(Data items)
####

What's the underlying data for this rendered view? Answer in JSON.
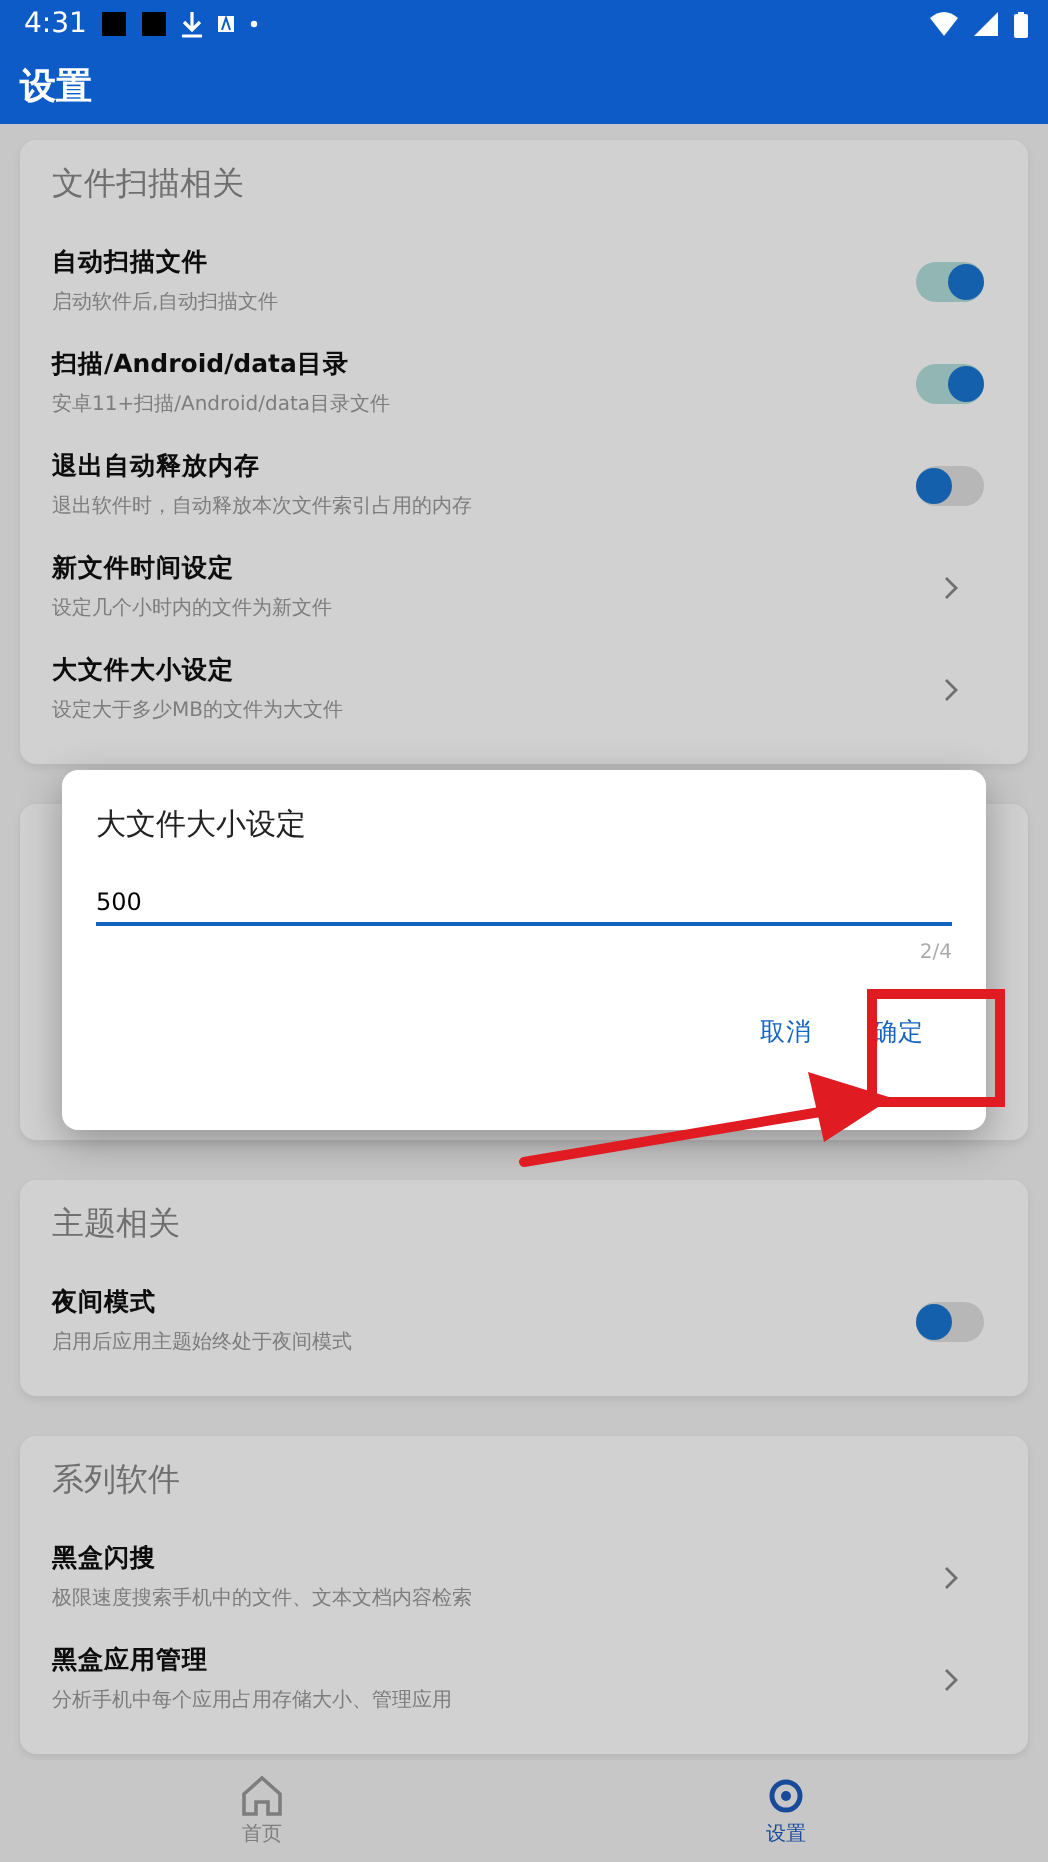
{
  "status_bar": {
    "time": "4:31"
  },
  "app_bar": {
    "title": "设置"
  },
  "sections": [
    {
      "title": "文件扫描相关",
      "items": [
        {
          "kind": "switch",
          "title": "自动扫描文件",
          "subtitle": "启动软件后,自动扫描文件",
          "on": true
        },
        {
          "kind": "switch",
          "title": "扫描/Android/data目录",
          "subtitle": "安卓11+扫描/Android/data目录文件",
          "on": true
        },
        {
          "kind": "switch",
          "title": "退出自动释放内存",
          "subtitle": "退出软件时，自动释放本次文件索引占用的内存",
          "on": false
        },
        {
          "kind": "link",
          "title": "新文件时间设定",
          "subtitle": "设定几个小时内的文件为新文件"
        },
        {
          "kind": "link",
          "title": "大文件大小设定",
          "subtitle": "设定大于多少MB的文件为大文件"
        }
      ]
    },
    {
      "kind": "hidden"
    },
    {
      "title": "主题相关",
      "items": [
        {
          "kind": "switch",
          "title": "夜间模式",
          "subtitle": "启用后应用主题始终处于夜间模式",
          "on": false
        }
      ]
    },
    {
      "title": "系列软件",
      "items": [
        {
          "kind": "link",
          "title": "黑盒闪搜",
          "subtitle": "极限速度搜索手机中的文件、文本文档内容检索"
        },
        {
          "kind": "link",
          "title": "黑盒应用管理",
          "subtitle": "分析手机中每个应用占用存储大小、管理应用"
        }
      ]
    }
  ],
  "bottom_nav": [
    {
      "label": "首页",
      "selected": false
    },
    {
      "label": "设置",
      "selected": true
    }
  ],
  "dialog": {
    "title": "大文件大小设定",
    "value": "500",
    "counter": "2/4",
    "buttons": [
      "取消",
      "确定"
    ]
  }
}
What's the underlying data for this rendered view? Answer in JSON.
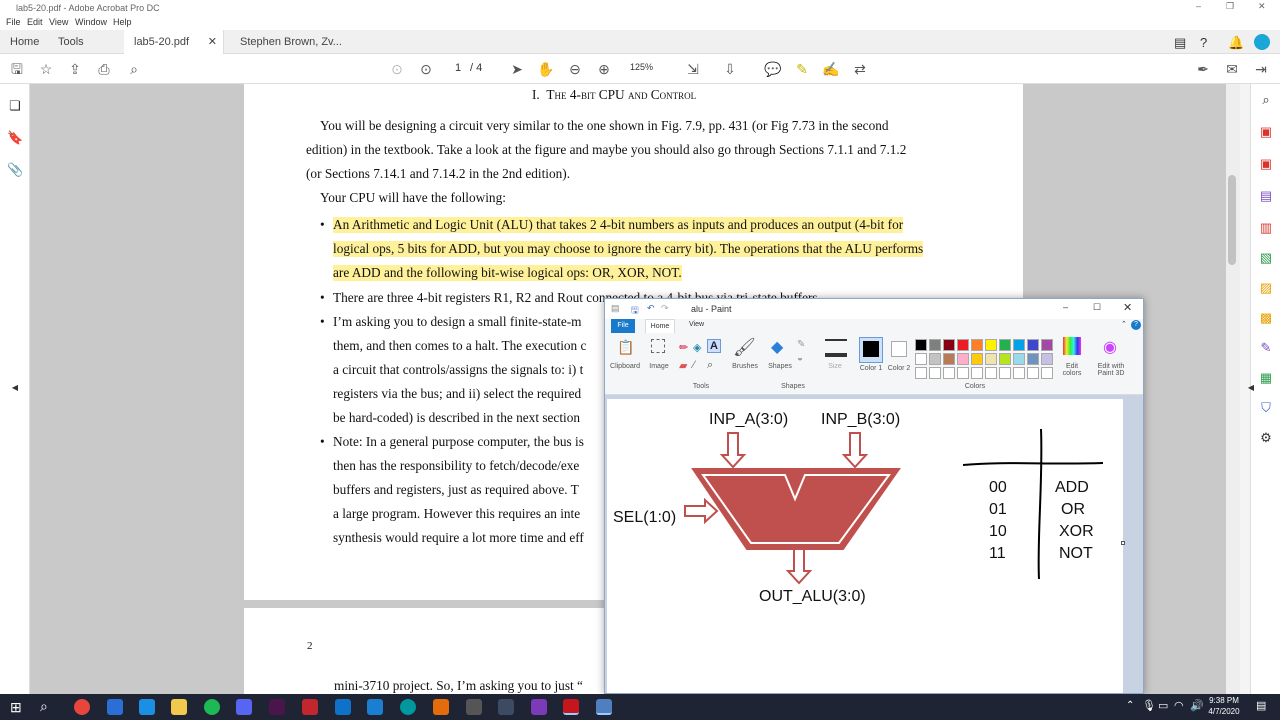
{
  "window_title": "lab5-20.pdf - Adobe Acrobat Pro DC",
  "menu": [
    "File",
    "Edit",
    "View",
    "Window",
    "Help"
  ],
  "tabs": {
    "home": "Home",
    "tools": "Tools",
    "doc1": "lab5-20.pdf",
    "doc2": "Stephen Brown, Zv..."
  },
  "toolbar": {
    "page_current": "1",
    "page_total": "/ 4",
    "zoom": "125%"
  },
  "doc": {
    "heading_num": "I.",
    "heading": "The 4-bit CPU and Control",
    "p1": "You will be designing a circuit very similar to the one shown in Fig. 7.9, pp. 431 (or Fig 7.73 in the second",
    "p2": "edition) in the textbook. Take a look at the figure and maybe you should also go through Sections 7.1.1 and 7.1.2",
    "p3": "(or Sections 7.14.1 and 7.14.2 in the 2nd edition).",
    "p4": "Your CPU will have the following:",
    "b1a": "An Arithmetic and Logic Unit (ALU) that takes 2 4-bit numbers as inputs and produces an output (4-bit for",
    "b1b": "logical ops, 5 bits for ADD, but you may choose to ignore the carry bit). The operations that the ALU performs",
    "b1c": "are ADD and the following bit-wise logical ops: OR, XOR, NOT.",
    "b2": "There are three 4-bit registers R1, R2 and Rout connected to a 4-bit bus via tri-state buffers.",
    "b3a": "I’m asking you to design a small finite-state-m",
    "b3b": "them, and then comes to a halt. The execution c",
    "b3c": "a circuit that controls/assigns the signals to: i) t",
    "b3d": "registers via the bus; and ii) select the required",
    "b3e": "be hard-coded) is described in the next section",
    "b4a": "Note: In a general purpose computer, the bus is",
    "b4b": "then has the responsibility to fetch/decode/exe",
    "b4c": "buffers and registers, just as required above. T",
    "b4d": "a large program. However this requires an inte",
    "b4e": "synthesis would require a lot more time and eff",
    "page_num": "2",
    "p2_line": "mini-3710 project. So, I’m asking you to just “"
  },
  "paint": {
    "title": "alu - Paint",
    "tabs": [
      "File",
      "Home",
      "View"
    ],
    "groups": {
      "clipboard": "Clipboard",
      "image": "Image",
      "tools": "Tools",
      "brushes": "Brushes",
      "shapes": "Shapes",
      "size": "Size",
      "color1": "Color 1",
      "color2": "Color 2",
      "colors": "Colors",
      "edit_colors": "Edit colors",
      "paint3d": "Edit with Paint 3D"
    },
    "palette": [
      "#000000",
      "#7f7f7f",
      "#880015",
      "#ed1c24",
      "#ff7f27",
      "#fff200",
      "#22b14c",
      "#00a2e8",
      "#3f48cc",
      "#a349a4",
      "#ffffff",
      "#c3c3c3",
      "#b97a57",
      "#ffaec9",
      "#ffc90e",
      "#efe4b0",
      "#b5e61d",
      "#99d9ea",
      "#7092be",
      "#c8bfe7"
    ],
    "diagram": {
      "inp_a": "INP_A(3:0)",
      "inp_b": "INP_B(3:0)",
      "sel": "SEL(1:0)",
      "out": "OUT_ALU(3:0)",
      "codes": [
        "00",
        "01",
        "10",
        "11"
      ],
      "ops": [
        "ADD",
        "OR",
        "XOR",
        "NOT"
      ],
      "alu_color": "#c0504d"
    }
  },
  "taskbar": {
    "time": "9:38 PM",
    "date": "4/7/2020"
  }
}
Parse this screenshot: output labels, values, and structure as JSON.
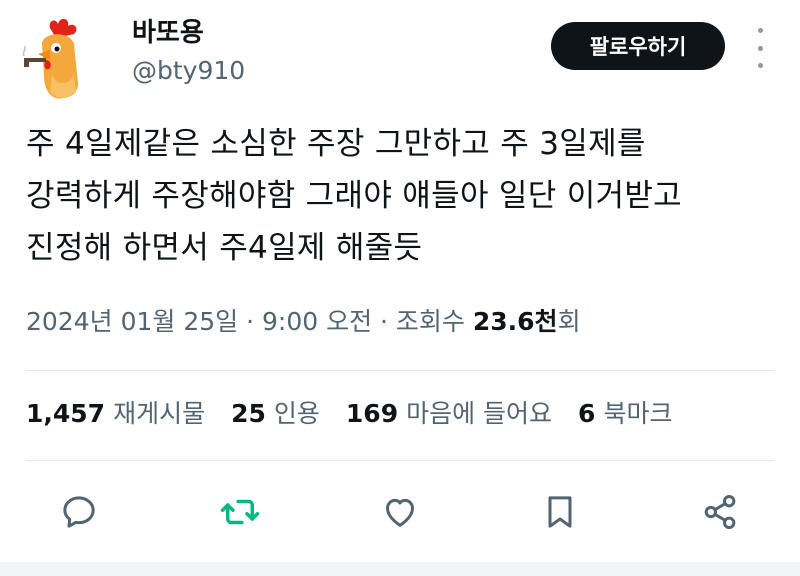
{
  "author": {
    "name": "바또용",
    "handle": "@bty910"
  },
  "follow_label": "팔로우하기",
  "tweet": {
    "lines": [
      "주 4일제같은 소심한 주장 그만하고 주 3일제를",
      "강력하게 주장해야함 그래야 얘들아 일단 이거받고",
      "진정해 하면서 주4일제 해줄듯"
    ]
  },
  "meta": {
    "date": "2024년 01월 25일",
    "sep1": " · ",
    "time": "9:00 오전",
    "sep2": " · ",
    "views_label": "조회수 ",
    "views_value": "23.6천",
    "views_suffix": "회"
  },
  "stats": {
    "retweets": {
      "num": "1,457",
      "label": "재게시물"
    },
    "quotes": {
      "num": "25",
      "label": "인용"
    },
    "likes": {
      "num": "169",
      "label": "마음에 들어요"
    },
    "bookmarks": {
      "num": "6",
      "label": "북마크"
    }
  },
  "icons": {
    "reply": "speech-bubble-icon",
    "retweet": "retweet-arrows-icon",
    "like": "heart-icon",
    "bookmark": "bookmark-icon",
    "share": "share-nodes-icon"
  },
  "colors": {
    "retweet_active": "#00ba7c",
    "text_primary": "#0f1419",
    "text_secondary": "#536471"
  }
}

####

◆ What the task requires:
Quote every record above exactly, leaving out any pictures.

◆ Solution to this task:
What's the underlying data for this rendered view? Answer in JSON.
{
  "status_bar": {
    "time": "4:31"
  },
  "app_bar": {
    "title": "设置"
  },
  "sections": [
    {
      "title": "文件扫描相关",
      "items": [
        {
          "kind": "switch",
          "title": "自动扫描文件",
          "subtitle": "启动软件后,自动扫描文件",
          "on": true
        },
        {
          "kind": "switch",
          "title": "扫描/Android/data目录",
          "subtitle": "安卓11+扫描/Android/data目录文件",
          "on": true
        },
        {
          "kind": "switch",
          "title": "退出自动释放内存",
          "subtitle": "退出软件时，自动释放本次文件索引占用的内存",
          "on": false
        },
        {
          "kind": "link",
          "title": "新文件时间设定",
          "subtitle": "设定几个小时内的文件为新文件"
        },
        {
          "kind": "link",
          "title": "大文件大小设定",
          "subtitle": "设定大于多少MB的文件为大文件"
        }
      ]
    },
    {
      "kind": "hidden"
    },
    {
      "title": "主题相关",
      "items": [
        {
          "kind": "switch",
          "title": "夜间模式",
          "subtitle": "启用后应用主题始终处于夜间模式",
          "on": false
        }
      ]
    },
    {
      "title": "系列软件",
      "items": [
        {
          "kind": "link",
          "title": "黑盒闪搜",
          "subtitle": "极限速度搜索手机中的文件、文本文档内容检索"
        },
        {
          "kind": "link",
          "title": "黑盒应用管理",
          "subtitle": "分析手机中每个应用占用存储大小、管理应用"
        }
      ]
    }
  ],
  "bottom_nav": [
    {
      "label": "首页",
      "selected": false
    },
    {
      "label": "设置",
      "selected": true
    }
  ],
  "dialog": {
    "title": "大文件大小设定",
    "value": "500",
    "counter": "2/4",
    "buttons": [
      "取消",
      "确定"
    ]
  }
}
What's the underlying data for this rendered view? Answer in JSON.
{
  "window_title": "lab5-20.pdf - Adobe Acrobat Pro DC",
  "menu": [
    "File",
    "Edit",
    "View",
    "Window",
    "Help"
  ],
  "tabs": {
    "home": "Home",
    "tools": "Tools",
    "doc1": "lab5-20.pdf",
    "doc2": "Stephen Brown, Zv..."
  },
  "toolbar": {
    "page_current": "1",
    "page_total": "/ 4",
    "zoom": "125%"
  },
  "doc": {
    "heading_num": "I.",
    "heading": "The 4-bit CPU and Control",
    "p1": "You will be designing a circuit very similar to the one shown in Fig. 7.9, pp. 431 (or Fig 7.73 in the second",
    "p2": "edition) in the textbook. Take a look at the figure and maybe you should also go through Sections 7.1.1 and 7.1.2",
    "p3": "(or Sections 7.14.1 and 7.14.2 in the 2nd edition).",
    "p4": "Your CPU will have the following:",
    "b1a": "An Arithmetic and Logic Unit (ALU) that takes 2 4-bit numbers as inputs and produces an output (4-bit for",
    "b1b": "logical ops, 5 bits for ADD, but you may choose to ignore the carry bit). The operations that the ALU performs",
    "b1c": "are ADD and the following bit-wise logical ops: OR, XOR, NOT.",
    "b2": "There are three 4-bit registers R1, R2 and Rout connected to a 4-bit bus via tri-state buffers.",
    "b3a": "I’m asking you to design a small finite-state-m",
    "b3b": "them, and then comes to a halt. The execution c",
    "b3c": "a circuit that controls/assigns the signals to: i) t",
    "b3d": "registers via the bus; and ii) select the required",
    "b3e": "be hard-coded) is described in the next section",
    "b4a": "Note: In a general purpose computer, the bus is",
    "b4b": "then has the responsibility to fetch/decode/exe",
    "b4c": "buffers and registers, just as required above. T",
    "b4d": "a large program. However this requires an inte",
    "b4e": "synthesis would require a lot more time and eff",
    "page_num": "2",
    "p2_line": "mini-3710 project. So, I’m asking you to just “"
  },
  "paint": {
    "title": "alu - Paint",
    "tabs": [
      "File",
      "Home",
      "View"
    ],
    "groups": {
      "clipboard": "Clipboard",
      "image": "Image",
      "tools": "Tools",
      "brushes": "Brushes",
      "shapes": "Shapes",
      "size": "Size",
      "color1": "Color 1",
      "color2": "Color 2",
      "colors": "Colors",
      "edit_colors": "Edit colors",
      "paint3d": "Edit with Paint 3D"
    },
    "palette": [
      "#000000",
      "#7f7f7f",
      "#880015",
      "#ed1c24",
      "#ff7f27",
      "#fff200",
      "#22b14c",
      "#00a2e8",
      "#3f48cc",
      "#a349a4",
      "#ffffff",
      "#c3c3c3",
      "#b97a57",
      "#ffaec9",
      "#ffc90e",
      "#efe4b0",
      "#b5e61d",
      "#99d9ea",
      "#7092be",
      "#c8bfe7"
    ],
    "diagram": {
      "inp_a": "INP_A(3:0)",
      "inp_b": "INP_B(3:0)",
      "sel": "SEL(1:0)",
      "out": "OUT_ALU(3:0)",
      "codes": [
        "00",
        "01",
        "10",
        "11"
      ],
      "ops": [
        "ADD",
        "OR",
        "XOR",
        "NOT"
      ],
      "alu_color": "#c0504d"
    }
  },
  "taskbar": {
    "time": "9:38 PM",
    "date": "4/7/2020"
  }
}
Parse this screenshot: output labels, values, and structure as JSON.
{
  "author": {
    "name": "바또용",
    "handle": "@bty910"
  },
  "follow_label": "팔로우하기",
  "tweet": {
    "lines": [
      "주 4일제같은 소심한 주장 그만하고 주 3일제를",
      "강력하게 주장해야함 그래야 얘들아 일단 이거받고",
      "진정해 하면서 주4일제 해줄듯"
    ]
  },
  "meta": {
    "date": "2024년 01월 25일",
    "sep1": " · ",
    "time": "9:00 오전",
    "sep2": " · ",
    "views_label": "조회수 ",
    "views_value": "23.6천",
    "views_suffix": "회"
  },
  "stats": {
    "retweets": {
      "num": "1,457",
      "label": "재게시물"
    },
    "quotes": {
      "num": "25",
      "label": "인용"
    },
    "likes": {
      "num": "169",
      "label": "마음에 들어요"
    },
    "bookmarks": {
      "num": "6",
      "label": "북마크"
    }
  },
  "icons": {
    "reply": "speech-bubble-icon",
    "retweet": "retweet-arrows-icon",
    "like": "heart-icon",
    "bookmark": "bookmark-icon",
    "share": "share-nodes-icon"
  },
  "colors": {
    "retweet_active": "#00ba7c",
    "text_primary": "#0f1419",
    "text_secondary": "#536471"
  }
}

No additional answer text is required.